Start

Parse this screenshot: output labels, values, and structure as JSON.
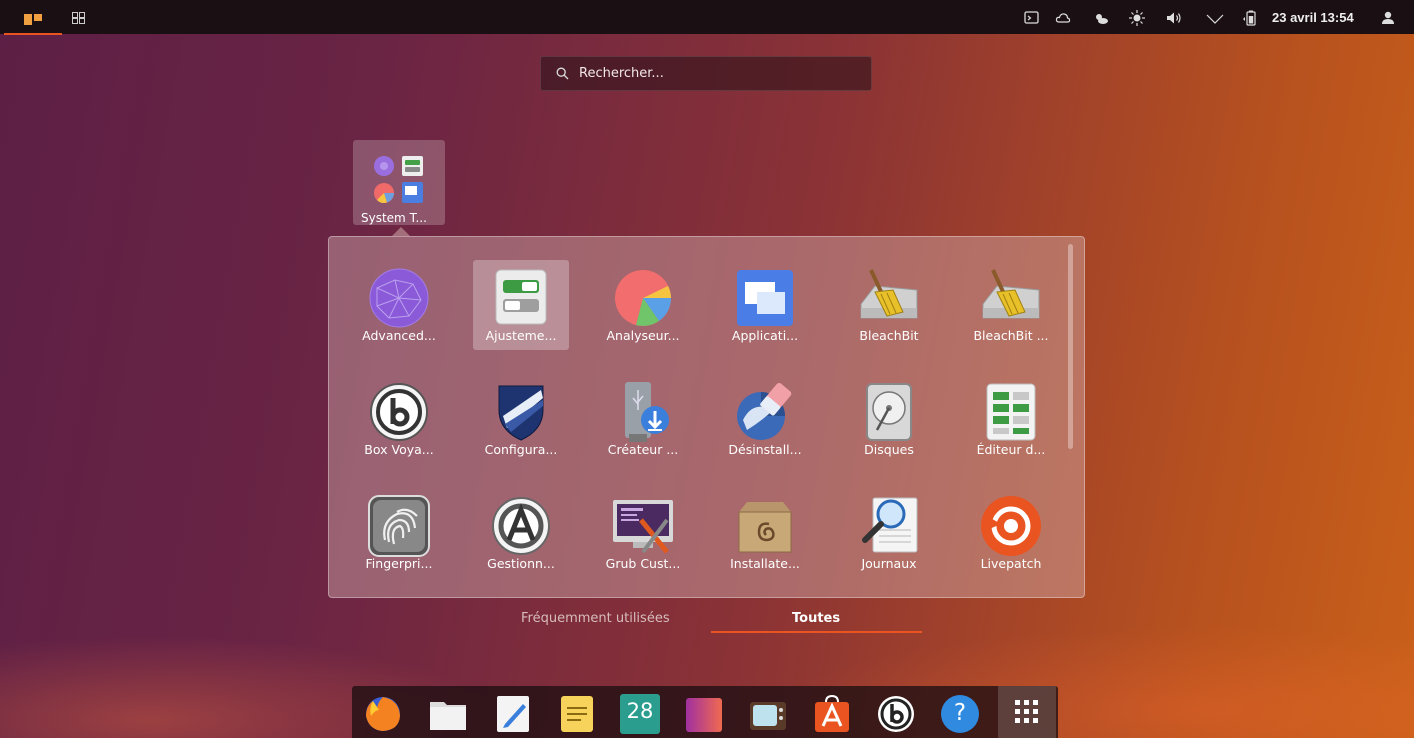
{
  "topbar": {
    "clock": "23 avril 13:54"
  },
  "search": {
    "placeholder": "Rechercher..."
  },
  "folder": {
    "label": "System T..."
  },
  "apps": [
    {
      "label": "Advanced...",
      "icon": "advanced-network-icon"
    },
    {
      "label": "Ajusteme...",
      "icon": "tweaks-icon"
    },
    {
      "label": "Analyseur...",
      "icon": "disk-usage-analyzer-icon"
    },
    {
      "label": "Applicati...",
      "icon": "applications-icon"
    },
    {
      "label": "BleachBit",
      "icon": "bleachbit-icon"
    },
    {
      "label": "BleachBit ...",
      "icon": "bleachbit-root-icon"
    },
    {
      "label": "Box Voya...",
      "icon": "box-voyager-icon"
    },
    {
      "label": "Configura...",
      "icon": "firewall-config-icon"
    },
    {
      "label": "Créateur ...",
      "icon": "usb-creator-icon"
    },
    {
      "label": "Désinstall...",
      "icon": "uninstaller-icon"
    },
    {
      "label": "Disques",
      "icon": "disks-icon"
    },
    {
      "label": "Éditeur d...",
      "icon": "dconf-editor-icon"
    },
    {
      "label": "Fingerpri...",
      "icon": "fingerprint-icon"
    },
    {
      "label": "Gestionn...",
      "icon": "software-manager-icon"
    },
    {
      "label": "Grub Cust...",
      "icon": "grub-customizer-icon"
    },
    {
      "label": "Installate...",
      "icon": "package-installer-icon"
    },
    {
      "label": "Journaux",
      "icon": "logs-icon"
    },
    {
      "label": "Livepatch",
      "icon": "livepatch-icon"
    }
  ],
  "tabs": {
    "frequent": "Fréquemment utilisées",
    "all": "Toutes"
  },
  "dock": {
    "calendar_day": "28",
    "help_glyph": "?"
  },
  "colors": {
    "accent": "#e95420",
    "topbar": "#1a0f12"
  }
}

End
Start

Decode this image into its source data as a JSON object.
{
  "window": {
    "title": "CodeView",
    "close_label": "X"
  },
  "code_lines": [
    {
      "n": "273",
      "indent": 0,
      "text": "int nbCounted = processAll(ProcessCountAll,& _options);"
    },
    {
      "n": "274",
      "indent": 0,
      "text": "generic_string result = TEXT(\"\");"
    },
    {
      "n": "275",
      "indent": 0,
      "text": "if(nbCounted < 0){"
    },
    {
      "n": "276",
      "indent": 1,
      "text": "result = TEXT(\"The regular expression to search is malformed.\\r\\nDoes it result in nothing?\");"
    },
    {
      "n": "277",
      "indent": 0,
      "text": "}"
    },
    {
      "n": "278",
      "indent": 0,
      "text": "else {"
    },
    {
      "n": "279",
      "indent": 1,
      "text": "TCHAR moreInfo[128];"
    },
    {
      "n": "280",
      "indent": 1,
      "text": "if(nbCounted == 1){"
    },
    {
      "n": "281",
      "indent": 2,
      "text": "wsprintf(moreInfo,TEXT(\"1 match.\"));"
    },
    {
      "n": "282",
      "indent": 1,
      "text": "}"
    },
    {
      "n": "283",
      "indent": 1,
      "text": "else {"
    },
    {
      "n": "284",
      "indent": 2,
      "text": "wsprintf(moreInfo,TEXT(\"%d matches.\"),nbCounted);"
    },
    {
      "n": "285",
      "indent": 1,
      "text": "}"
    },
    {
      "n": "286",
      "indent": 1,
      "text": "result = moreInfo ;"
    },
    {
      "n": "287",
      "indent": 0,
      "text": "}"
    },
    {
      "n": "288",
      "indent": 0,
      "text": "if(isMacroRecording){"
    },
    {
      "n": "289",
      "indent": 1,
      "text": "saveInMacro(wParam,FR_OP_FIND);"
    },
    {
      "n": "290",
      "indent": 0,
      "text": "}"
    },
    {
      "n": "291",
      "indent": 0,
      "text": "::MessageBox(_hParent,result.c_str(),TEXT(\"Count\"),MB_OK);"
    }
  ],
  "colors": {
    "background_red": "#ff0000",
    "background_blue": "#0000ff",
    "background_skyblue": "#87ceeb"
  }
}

End

Task statement — Identify each line holding the string "search", and copy it out.

Solution to this problem —
  "search": {
      "text": "result = TEXT(\"The regular expression to search is malformed.\\r\\nDoes it result in nothing?\");"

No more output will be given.